▸ Requirements
Identify every line containing the word "Pull" and reproduce each one.

Stored entries
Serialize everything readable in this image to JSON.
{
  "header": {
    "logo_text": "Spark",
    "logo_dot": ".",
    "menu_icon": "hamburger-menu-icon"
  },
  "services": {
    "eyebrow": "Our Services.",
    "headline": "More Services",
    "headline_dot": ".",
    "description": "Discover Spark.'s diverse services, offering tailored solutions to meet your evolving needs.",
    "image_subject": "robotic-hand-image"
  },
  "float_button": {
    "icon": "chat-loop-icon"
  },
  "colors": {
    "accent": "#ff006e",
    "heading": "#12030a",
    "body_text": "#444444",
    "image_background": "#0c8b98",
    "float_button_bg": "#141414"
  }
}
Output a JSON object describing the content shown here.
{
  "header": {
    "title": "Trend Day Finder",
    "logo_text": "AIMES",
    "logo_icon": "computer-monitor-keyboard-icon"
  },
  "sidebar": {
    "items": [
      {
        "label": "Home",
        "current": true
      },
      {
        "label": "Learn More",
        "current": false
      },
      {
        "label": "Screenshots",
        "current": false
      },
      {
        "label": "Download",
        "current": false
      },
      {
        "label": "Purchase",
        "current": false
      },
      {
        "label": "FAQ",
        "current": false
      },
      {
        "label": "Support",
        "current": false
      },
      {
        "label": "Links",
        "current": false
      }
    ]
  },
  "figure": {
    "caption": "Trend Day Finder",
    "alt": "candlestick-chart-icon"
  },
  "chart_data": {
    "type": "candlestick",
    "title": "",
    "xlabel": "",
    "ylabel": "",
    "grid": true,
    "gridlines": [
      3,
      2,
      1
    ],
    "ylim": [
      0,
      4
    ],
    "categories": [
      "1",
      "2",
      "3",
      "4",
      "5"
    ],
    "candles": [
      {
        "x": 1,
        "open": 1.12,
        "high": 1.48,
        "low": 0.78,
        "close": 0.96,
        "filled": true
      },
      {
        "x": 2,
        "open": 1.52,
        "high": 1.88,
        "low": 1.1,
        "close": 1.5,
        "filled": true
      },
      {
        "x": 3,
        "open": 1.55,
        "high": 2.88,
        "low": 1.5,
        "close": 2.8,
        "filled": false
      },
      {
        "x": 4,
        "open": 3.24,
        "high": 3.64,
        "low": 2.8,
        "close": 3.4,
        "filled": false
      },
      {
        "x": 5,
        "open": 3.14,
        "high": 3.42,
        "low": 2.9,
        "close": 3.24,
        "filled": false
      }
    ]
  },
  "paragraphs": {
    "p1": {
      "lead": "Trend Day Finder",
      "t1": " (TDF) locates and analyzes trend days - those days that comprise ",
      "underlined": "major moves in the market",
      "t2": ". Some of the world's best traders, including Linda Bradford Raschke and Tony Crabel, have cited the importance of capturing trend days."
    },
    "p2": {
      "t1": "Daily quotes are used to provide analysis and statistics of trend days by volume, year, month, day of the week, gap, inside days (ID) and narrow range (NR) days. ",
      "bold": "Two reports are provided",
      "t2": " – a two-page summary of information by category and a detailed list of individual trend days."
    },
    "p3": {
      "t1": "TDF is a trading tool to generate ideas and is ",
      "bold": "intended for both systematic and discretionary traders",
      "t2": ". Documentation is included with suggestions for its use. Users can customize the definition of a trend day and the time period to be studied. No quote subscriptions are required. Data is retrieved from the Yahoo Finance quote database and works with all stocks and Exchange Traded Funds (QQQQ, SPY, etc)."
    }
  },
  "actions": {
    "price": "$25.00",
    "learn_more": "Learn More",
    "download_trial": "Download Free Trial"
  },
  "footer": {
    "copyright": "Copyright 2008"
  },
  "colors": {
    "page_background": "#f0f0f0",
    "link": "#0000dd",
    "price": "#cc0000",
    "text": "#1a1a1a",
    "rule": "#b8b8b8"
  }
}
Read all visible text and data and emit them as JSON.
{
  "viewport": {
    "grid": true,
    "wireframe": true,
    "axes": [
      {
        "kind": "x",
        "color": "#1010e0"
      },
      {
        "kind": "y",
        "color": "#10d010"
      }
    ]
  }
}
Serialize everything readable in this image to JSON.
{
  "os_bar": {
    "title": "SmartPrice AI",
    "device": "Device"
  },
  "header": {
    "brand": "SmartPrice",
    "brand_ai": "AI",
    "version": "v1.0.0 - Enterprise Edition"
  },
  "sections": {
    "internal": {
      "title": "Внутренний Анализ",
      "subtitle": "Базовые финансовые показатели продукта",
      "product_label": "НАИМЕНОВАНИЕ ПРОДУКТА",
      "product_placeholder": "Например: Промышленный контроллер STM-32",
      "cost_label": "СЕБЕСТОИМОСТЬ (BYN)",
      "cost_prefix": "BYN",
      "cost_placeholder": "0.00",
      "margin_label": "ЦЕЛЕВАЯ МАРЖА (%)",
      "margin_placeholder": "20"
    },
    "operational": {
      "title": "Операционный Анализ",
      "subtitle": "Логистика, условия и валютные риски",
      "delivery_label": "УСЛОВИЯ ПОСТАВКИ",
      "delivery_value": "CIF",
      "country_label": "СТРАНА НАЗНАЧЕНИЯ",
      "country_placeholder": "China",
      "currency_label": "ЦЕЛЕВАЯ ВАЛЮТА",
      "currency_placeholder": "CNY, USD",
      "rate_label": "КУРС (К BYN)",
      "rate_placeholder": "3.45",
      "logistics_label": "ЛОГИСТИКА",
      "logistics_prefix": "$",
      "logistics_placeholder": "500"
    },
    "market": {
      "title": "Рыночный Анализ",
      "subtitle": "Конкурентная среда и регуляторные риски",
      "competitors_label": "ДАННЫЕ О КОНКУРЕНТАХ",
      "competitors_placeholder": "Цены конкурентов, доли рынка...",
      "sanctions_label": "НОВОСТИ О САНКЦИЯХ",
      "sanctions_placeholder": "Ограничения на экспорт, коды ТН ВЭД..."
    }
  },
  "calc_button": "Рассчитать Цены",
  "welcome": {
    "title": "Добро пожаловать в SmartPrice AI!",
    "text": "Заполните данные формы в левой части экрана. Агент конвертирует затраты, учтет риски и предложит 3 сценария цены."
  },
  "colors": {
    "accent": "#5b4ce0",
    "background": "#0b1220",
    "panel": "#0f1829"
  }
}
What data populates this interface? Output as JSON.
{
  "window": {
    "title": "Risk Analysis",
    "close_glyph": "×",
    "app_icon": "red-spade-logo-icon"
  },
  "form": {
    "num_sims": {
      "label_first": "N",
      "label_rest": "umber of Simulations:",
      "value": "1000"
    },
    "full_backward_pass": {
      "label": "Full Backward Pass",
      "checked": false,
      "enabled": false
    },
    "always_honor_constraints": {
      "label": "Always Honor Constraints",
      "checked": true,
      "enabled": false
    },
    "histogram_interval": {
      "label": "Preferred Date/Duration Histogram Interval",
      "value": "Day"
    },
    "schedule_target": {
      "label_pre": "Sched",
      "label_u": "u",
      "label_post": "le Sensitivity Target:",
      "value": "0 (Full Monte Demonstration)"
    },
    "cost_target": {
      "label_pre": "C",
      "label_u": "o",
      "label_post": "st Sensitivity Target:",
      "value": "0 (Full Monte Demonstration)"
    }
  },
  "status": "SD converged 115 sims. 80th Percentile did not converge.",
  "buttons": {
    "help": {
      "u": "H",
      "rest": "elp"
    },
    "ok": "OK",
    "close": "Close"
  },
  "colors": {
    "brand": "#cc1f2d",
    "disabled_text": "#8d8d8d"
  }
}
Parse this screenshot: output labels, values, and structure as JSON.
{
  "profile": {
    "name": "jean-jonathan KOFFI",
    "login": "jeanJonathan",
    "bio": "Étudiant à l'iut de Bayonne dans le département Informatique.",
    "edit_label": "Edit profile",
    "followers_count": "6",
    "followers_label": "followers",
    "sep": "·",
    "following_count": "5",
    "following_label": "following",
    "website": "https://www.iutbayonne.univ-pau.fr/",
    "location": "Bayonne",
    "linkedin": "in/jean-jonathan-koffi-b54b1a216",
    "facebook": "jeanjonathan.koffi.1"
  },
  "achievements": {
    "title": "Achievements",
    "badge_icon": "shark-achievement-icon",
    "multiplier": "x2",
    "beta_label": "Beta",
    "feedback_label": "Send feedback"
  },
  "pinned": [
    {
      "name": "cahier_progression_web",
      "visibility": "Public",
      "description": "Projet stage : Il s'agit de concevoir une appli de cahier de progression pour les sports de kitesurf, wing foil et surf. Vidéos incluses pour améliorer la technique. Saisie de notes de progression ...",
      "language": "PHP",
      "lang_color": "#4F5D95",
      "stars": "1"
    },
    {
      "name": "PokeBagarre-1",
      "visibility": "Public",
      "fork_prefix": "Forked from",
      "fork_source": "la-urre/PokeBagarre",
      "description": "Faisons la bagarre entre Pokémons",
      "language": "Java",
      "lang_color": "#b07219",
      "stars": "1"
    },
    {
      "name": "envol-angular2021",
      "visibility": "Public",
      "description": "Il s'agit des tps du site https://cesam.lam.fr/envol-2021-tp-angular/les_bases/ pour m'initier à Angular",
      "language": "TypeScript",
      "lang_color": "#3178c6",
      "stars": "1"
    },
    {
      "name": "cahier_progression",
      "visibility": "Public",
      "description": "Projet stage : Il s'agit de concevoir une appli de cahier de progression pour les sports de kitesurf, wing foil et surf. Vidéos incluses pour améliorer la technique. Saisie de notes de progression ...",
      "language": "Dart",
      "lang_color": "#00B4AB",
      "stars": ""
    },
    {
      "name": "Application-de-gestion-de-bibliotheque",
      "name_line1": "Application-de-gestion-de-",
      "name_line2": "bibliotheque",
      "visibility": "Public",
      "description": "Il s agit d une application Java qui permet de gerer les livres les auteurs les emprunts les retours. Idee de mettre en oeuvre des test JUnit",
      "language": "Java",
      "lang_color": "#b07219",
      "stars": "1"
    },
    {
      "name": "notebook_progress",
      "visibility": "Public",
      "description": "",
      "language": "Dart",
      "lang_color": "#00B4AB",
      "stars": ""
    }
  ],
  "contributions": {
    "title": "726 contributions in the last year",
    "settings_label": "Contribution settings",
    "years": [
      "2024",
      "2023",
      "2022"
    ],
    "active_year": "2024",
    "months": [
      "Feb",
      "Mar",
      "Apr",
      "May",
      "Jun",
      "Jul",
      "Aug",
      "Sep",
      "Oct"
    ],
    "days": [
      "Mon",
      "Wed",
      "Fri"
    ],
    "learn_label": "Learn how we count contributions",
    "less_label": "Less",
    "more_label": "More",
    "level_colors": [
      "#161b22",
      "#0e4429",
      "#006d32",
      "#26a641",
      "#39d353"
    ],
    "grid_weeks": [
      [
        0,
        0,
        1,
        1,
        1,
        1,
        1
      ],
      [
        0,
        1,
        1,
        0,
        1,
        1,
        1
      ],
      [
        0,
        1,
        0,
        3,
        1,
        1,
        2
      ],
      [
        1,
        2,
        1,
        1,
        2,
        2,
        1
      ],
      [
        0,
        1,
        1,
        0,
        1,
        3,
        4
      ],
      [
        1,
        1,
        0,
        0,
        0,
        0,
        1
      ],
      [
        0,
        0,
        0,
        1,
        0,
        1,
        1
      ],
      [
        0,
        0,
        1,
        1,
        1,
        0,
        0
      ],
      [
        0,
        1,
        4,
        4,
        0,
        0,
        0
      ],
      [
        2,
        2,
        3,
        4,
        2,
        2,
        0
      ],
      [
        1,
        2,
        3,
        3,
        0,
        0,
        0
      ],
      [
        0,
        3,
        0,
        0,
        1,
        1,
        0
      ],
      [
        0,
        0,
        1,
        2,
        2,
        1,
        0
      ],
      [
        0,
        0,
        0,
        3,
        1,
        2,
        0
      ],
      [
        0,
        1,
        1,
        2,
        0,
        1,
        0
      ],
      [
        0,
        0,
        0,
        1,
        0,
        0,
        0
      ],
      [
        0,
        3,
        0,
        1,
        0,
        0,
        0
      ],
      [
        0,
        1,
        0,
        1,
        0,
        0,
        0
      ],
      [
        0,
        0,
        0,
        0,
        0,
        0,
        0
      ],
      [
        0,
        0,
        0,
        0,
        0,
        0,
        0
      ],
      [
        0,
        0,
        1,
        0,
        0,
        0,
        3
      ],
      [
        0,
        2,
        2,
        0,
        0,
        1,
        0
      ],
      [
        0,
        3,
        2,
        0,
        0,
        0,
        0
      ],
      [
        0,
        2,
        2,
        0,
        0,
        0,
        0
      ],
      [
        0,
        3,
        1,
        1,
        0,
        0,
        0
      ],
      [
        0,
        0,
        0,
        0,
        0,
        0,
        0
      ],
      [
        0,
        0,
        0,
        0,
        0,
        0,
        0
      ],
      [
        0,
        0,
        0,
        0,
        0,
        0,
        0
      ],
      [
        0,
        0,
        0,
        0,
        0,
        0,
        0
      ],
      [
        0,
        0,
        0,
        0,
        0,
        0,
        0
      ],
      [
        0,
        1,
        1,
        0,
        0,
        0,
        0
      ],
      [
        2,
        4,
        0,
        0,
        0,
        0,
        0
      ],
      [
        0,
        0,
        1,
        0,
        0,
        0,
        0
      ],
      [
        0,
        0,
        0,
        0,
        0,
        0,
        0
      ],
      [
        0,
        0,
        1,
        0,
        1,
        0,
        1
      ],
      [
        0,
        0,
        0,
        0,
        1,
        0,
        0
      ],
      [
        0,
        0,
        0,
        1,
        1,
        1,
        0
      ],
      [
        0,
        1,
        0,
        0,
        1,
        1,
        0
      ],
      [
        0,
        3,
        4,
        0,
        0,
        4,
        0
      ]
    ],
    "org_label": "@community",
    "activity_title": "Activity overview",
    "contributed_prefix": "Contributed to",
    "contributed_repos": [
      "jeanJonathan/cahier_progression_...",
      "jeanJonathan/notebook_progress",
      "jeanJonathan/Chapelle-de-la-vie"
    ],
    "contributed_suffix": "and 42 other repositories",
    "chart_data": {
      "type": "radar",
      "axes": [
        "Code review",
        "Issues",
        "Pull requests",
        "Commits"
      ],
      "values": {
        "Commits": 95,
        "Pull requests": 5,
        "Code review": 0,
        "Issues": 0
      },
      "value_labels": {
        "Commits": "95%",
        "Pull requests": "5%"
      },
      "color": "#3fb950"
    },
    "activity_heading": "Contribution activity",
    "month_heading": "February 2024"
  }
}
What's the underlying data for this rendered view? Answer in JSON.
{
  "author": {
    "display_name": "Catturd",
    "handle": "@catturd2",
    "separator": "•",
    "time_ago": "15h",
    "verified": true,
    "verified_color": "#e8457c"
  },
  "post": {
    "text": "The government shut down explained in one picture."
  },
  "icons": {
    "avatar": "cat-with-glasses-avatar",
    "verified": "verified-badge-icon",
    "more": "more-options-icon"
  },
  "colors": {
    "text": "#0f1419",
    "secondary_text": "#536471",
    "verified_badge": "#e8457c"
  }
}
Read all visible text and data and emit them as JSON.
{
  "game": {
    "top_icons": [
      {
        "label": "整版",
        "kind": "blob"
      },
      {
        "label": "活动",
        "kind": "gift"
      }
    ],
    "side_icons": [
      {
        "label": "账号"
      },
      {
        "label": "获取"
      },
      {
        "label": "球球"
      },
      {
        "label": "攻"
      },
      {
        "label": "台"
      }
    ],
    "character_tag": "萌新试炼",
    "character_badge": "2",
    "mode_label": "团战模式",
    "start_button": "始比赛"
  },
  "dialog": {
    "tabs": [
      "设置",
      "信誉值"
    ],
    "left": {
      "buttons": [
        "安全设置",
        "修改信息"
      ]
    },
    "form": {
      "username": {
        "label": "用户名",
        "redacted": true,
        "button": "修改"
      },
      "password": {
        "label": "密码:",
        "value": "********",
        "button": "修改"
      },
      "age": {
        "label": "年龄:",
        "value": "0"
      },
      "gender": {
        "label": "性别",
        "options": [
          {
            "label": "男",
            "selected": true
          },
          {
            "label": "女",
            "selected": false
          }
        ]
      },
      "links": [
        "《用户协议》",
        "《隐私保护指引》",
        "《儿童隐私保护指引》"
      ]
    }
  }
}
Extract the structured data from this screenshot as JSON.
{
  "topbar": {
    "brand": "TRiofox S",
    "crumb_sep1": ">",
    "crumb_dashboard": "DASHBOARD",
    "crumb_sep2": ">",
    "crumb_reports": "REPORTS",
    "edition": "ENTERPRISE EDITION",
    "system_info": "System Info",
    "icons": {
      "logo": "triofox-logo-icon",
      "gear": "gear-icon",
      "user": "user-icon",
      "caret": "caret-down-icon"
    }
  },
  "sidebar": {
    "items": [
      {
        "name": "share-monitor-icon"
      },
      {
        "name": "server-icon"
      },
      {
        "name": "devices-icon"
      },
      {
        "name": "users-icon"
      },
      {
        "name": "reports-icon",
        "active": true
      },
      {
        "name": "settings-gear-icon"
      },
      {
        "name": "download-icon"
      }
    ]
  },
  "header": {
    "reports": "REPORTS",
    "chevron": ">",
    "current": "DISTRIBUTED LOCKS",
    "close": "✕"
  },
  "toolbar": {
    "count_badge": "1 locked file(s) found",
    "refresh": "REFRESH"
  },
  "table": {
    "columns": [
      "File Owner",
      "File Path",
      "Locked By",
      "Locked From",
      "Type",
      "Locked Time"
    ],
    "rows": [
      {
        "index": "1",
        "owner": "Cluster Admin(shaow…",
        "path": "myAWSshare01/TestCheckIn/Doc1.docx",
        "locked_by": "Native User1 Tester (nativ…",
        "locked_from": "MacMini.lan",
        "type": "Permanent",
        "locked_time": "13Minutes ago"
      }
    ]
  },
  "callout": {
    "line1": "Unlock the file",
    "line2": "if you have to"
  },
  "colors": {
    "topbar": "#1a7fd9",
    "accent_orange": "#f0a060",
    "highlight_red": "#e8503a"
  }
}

▸ Completed exercise
        "Pull requests",
        "Pull requests": 5,
        "Pull requests": "5%"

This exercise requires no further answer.